» The exercise
Determine how many lines contain the string "JSON", then reply with that figure only.

◇ ◇ ◇ ◇ ◇

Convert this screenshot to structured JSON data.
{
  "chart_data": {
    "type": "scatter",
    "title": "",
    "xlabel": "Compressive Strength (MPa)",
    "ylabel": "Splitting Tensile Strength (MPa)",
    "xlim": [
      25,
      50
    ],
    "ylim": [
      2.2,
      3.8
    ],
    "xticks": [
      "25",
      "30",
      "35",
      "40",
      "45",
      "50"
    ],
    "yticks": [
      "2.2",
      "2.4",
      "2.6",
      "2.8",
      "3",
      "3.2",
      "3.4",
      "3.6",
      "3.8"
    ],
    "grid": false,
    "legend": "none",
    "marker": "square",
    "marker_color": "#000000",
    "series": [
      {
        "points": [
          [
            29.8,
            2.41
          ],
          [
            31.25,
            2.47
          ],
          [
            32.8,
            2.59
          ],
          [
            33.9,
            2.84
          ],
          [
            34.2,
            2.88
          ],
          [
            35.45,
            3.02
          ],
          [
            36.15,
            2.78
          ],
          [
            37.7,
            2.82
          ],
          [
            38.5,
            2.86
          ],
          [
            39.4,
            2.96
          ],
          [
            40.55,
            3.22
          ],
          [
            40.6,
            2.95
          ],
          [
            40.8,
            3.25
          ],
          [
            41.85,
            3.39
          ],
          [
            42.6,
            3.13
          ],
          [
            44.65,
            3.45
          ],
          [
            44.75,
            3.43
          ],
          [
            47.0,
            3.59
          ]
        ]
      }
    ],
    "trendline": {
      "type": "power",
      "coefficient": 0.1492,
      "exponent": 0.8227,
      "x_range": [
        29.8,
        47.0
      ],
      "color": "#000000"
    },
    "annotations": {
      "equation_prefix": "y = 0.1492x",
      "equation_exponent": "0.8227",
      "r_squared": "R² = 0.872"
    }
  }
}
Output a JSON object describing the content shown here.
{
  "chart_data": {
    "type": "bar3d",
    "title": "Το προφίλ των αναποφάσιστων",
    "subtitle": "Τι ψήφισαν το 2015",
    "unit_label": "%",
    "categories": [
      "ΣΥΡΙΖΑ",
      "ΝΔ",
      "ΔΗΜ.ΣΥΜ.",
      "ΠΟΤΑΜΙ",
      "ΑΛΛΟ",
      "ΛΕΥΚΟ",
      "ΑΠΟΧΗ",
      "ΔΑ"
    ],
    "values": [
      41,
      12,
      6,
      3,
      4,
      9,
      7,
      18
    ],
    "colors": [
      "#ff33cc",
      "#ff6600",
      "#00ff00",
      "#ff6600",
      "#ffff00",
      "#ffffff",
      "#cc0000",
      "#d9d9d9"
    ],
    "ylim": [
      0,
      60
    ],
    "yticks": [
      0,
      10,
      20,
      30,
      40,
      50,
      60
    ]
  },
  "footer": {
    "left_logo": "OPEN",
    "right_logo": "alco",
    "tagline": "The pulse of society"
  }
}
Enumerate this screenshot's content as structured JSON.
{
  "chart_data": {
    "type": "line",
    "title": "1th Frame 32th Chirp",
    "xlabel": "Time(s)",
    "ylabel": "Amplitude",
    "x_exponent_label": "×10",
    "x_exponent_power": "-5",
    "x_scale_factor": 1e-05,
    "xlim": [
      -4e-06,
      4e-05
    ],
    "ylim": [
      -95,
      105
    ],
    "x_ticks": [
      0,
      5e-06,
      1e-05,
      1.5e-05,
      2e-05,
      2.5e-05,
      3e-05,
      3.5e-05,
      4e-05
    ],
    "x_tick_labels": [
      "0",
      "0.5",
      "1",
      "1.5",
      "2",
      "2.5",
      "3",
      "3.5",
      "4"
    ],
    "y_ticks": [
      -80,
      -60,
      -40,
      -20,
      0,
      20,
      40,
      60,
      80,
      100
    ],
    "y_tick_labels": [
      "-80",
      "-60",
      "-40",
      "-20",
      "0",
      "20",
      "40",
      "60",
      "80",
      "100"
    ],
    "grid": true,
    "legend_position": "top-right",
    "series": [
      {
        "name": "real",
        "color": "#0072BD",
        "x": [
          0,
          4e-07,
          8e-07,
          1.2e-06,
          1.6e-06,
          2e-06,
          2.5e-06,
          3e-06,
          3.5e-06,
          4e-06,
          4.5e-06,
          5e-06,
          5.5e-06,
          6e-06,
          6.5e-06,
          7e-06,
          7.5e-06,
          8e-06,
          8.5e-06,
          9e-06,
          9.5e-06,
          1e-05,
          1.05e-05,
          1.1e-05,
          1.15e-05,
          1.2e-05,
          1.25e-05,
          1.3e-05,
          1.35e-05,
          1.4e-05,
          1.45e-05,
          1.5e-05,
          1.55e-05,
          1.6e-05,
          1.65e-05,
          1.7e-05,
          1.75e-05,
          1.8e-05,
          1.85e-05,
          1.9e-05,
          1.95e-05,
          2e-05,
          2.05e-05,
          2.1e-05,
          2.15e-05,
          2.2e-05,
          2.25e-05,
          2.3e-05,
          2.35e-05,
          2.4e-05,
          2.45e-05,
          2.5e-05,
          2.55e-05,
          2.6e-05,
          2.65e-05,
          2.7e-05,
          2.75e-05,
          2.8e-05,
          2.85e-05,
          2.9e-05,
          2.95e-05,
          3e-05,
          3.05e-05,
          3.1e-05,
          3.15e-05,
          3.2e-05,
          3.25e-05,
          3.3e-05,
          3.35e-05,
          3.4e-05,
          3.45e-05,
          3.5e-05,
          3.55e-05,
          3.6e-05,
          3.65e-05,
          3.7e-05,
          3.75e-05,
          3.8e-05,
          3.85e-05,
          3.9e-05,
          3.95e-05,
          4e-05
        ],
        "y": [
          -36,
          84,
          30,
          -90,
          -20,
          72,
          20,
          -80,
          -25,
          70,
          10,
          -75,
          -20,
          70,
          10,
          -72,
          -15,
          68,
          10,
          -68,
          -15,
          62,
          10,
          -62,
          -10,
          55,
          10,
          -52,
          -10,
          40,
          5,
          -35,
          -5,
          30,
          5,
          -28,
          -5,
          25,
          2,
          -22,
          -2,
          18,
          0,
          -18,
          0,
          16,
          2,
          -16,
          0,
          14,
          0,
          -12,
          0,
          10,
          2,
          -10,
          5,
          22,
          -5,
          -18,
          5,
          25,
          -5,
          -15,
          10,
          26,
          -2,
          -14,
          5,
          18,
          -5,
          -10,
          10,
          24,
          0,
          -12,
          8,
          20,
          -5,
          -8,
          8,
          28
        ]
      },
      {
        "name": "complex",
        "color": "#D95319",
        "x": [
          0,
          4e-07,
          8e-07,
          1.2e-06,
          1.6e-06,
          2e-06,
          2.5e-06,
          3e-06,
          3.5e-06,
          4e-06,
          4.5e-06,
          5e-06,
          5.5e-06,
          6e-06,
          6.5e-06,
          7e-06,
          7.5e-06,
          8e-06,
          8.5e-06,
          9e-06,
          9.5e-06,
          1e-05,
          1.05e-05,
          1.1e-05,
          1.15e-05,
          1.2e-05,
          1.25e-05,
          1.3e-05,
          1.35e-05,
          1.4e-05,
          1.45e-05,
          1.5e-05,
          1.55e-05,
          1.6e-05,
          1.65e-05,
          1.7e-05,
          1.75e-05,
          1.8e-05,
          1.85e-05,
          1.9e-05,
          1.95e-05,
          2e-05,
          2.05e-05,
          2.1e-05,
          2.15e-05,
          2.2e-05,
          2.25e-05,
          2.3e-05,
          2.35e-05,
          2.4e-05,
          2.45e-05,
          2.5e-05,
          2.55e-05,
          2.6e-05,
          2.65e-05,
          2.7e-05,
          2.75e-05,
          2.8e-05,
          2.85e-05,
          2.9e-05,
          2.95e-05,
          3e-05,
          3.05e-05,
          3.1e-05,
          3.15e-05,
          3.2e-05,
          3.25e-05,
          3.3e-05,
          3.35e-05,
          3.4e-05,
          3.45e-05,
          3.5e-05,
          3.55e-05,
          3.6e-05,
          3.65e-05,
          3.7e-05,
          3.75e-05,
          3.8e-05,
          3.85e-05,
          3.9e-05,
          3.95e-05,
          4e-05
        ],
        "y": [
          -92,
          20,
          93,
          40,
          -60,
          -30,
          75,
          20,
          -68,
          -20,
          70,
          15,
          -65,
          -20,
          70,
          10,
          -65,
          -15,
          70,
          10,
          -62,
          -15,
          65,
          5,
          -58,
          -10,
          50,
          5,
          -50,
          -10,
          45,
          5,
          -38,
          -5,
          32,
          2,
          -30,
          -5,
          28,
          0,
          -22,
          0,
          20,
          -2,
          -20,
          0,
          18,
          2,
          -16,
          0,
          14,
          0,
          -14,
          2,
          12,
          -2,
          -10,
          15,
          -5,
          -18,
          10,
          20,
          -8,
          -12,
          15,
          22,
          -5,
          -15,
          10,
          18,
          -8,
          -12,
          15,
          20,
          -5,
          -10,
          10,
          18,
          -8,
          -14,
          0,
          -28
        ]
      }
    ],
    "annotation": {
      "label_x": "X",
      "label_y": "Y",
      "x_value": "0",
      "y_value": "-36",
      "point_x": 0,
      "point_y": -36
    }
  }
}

◇ ◇ ◇ ◇ ◇

» Result of this task
3